Find all the lines with "Daily" and gather them.

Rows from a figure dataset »
________________________________________
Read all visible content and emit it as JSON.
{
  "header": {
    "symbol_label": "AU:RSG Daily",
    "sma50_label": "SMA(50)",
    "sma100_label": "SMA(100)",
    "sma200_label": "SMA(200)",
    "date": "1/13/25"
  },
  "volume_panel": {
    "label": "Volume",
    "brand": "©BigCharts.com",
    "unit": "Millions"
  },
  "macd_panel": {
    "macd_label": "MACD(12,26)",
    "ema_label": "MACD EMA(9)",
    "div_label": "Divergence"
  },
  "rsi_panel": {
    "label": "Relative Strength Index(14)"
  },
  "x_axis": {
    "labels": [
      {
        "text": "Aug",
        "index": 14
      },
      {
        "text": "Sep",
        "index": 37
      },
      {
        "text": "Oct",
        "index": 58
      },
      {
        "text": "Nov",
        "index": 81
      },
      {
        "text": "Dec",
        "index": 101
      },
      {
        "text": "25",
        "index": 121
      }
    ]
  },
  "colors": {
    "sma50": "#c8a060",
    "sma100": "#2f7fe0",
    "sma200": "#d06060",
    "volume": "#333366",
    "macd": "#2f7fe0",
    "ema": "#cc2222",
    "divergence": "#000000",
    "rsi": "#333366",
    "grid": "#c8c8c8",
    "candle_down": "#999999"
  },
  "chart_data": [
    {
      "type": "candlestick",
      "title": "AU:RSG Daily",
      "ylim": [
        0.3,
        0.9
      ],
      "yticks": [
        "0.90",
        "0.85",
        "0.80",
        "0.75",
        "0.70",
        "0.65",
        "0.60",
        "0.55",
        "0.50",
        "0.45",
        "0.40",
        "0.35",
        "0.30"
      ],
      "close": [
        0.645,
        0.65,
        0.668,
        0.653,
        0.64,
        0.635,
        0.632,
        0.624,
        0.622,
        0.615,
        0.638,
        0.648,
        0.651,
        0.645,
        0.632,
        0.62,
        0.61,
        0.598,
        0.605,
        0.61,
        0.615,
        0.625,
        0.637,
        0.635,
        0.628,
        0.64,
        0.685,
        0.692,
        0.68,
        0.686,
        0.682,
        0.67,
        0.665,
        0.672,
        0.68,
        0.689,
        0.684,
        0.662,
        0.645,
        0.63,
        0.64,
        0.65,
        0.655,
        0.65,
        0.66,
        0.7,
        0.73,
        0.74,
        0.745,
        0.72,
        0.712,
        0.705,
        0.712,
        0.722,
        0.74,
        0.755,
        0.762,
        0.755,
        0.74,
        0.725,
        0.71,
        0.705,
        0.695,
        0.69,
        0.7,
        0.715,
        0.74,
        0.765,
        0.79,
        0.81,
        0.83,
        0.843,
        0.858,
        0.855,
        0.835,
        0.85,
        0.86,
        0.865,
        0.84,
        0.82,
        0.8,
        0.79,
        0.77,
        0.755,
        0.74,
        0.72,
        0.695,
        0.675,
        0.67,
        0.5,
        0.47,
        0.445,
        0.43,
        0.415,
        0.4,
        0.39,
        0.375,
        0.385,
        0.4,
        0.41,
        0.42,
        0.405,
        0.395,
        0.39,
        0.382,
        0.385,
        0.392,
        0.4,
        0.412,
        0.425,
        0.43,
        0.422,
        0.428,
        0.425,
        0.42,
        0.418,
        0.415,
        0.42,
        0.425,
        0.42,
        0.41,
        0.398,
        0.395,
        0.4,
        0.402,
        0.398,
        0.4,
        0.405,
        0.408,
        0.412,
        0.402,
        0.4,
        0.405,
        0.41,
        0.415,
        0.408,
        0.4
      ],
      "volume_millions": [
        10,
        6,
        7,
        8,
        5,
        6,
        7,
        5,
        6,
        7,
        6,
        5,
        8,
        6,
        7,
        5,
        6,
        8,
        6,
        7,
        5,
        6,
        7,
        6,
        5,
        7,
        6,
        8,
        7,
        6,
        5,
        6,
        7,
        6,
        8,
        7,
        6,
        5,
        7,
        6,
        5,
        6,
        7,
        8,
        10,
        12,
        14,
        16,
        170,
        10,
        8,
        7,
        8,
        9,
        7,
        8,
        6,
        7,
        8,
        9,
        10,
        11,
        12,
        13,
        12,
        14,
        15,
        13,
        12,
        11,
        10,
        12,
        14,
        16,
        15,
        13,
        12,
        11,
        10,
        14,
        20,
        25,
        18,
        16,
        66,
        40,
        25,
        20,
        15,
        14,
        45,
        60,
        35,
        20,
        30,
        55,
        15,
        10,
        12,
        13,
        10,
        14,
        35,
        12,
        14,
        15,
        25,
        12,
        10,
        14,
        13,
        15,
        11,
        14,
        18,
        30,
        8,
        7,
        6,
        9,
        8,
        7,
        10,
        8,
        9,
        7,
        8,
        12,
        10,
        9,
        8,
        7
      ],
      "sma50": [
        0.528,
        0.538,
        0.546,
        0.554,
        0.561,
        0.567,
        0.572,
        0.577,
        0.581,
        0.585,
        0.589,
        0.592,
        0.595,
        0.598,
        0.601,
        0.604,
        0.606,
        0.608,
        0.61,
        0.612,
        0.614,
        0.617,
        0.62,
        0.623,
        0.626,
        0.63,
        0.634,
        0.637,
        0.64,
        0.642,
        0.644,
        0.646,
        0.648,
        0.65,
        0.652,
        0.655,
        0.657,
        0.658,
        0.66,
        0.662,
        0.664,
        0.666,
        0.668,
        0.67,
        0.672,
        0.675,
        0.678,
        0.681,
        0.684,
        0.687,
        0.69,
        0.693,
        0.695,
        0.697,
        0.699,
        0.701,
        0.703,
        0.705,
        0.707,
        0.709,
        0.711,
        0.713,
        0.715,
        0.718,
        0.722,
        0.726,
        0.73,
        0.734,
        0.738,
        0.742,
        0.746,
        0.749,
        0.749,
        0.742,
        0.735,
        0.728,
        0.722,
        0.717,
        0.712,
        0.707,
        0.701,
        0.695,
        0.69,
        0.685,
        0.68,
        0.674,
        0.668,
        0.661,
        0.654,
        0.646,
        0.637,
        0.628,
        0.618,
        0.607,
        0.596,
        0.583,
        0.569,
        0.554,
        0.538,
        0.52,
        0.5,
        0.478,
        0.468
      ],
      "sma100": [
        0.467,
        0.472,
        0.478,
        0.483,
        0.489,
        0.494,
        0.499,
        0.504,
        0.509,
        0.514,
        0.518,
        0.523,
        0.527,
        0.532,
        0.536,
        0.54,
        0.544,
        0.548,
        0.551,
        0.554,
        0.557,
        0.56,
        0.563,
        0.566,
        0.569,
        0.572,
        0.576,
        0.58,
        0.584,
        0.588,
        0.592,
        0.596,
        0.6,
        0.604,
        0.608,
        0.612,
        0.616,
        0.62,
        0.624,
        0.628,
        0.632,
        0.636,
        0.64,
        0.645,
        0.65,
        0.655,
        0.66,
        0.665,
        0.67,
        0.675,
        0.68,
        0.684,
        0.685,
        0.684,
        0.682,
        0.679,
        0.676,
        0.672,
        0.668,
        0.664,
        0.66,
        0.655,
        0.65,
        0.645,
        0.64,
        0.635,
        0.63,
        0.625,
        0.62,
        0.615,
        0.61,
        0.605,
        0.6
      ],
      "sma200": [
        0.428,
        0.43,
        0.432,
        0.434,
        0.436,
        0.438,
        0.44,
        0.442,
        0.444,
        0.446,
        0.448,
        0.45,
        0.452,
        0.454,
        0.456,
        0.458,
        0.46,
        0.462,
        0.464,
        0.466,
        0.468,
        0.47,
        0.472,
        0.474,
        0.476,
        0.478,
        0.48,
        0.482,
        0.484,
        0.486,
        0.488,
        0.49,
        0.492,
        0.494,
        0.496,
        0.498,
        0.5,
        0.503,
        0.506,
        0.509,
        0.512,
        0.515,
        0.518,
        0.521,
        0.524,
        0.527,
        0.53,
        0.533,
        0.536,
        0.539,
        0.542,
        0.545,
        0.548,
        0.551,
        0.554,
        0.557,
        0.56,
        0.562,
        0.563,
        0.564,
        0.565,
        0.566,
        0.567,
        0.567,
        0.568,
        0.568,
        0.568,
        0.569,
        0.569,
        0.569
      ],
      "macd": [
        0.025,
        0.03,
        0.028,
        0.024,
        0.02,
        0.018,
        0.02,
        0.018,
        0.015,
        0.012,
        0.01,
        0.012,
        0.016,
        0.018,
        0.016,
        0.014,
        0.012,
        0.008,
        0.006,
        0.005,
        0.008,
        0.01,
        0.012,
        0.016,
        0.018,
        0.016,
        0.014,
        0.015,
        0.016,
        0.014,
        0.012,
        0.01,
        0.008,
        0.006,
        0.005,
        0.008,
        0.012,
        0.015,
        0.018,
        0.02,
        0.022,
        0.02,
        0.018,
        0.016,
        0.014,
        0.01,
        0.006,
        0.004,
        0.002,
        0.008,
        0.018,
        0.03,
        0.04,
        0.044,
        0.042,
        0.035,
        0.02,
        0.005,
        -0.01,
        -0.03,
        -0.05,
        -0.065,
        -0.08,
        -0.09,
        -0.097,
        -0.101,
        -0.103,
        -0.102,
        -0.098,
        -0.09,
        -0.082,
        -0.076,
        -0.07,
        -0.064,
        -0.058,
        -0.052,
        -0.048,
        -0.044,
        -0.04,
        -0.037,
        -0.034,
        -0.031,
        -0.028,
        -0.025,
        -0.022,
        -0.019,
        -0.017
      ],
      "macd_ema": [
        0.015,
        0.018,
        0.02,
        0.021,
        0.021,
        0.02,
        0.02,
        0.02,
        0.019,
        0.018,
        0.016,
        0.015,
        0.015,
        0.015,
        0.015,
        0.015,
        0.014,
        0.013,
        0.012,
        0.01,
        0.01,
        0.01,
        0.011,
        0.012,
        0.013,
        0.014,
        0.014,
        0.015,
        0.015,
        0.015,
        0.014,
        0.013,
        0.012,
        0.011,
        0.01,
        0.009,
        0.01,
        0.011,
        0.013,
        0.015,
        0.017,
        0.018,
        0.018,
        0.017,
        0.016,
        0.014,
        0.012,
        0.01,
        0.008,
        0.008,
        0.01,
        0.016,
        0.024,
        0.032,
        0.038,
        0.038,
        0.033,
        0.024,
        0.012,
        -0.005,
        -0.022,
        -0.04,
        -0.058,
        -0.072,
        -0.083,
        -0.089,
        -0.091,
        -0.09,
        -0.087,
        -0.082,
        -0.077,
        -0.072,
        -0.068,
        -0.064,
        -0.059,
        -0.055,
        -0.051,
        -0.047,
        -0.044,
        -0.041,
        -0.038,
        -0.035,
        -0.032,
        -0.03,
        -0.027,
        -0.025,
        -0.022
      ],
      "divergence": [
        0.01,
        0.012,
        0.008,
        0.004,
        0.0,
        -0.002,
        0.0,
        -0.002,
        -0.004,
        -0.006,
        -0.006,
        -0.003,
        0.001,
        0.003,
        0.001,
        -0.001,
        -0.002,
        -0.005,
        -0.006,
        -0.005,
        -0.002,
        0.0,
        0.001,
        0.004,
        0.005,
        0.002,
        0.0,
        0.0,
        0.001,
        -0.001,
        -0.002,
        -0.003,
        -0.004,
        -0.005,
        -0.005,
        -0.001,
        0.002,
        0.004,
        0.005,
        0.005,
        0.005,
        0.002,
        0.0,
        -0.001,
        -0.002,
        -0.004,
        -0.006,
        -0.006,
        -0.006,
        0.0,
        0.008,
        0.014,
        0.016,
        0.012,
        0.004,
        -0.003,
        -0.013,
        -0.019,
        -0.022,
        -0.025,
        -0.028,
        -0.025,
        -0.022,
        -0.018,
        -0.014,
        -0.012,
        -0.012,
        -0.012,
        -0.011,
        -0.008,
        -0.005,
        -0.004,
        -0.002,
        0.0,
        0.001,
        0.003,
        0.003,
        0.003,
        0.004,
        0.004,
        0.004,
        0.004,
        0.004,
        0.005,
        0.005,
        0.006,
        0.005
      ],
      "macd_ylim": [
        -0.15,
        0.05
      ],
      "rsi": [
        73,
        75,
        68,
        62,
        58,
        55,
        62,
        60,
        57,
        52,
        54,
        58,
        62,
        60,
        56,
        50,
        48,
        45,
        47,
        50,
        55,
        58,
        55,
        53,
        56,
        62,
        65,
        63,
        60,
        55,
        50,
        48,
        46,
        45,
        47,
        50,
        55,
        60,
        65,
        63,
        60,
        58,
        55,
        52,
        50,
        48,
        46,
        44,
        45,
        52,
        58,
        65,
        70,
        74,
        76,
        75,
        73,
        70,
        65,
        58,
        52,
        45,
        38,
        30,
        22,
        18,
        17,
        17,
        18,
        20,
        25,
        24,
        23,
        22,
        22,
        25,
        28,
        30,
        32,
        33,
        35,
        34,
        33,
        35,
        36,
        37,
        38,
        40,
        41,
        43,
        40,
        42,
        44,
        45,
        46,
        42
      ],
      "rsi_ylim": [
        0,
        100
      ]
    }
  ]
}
________________________________________
FINAL ANSWER »
    "symbol_label": "AU:RSG Daily",
      "title": "AU:RSG Daily",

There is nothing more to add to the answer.